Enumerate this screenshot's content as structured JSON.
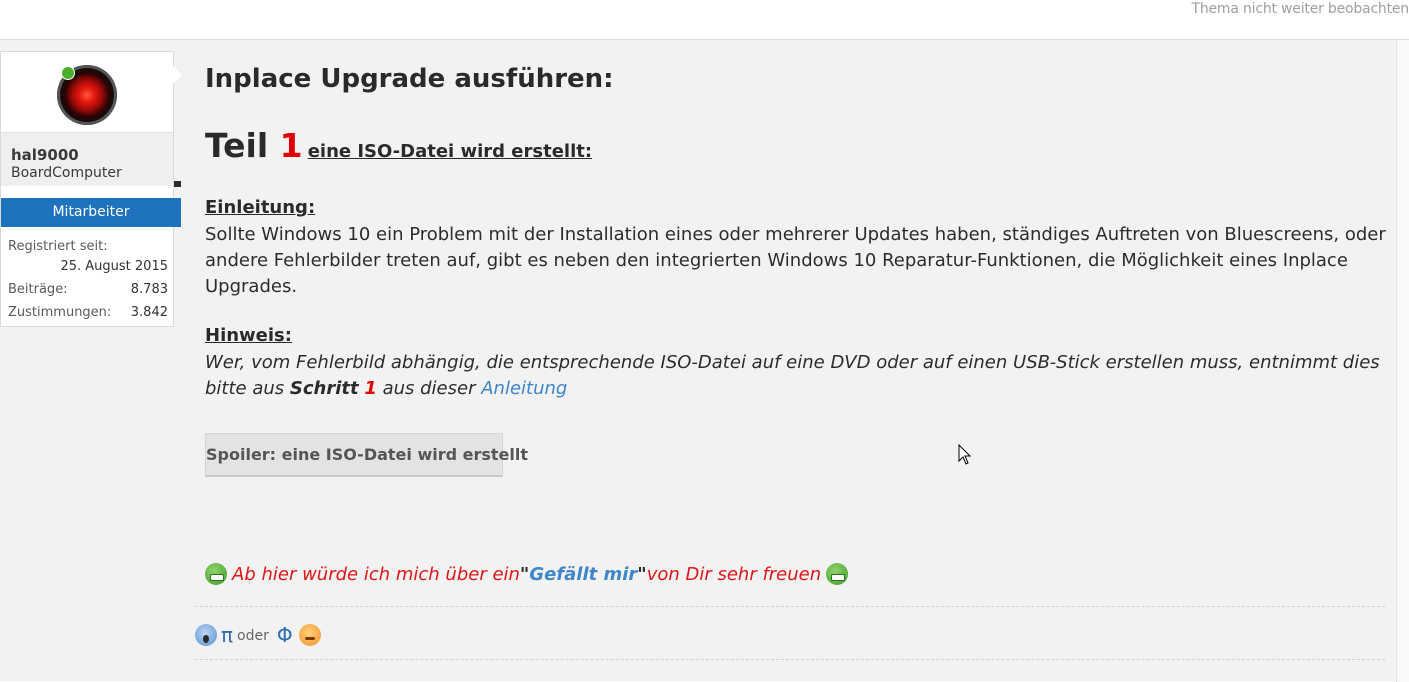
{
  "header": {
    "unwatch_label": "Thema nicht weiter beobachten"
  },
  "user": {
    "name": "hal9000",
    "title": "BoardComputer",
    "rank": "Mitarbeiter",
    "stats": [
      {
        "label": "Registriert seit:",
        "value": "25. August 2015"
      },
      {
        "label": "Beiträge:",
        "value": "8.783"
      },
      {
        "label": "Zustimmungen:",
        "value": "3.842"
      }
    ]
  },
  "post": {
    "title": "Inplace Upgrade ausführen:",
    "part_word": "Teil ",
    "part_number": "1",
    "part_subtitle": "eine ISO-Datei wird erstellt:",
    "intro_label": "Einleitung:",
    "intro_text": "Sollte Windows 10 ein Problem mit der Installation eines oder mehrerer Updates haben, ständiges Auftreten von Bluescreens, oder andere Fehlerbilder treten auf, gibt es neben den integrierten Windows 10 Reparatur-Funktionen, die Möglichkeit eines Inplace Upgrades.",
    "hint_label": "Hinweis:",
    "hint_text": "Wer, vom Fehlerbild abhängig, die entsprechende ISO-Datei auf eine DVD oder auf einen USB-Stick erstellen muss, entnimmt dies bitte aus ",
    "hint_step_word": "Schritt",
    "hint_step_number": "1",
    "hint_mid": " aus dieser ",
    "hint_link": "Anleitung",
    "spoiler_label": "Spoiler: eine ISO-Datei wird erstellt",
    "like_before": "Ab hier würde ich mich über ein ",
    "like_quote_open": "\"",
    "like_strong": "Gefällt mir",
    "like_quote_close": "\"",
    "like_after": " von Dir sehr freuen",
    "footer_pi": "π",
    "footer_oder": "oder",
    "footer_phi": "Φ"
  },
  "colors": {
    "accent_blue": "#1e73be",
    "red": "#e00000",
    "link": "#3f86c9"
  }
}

==============================

◆ Exercise task ◆
Pull every line containing the word "Datei" out of the material.

◆ Complete output ◆
    "part_subtitle": "eine ISO-Datei wird erstellt:",
    "hint_text": "Wer, vom Fehlerbild abhängig, die entsprechende ISO-Datei auf eine DVD oder auf einen USB-Stick erstellen muss, entnimmt dies bitte aus ",
    "spoiler_label": "Spoiler: eine ISO-Datei wird erstellt",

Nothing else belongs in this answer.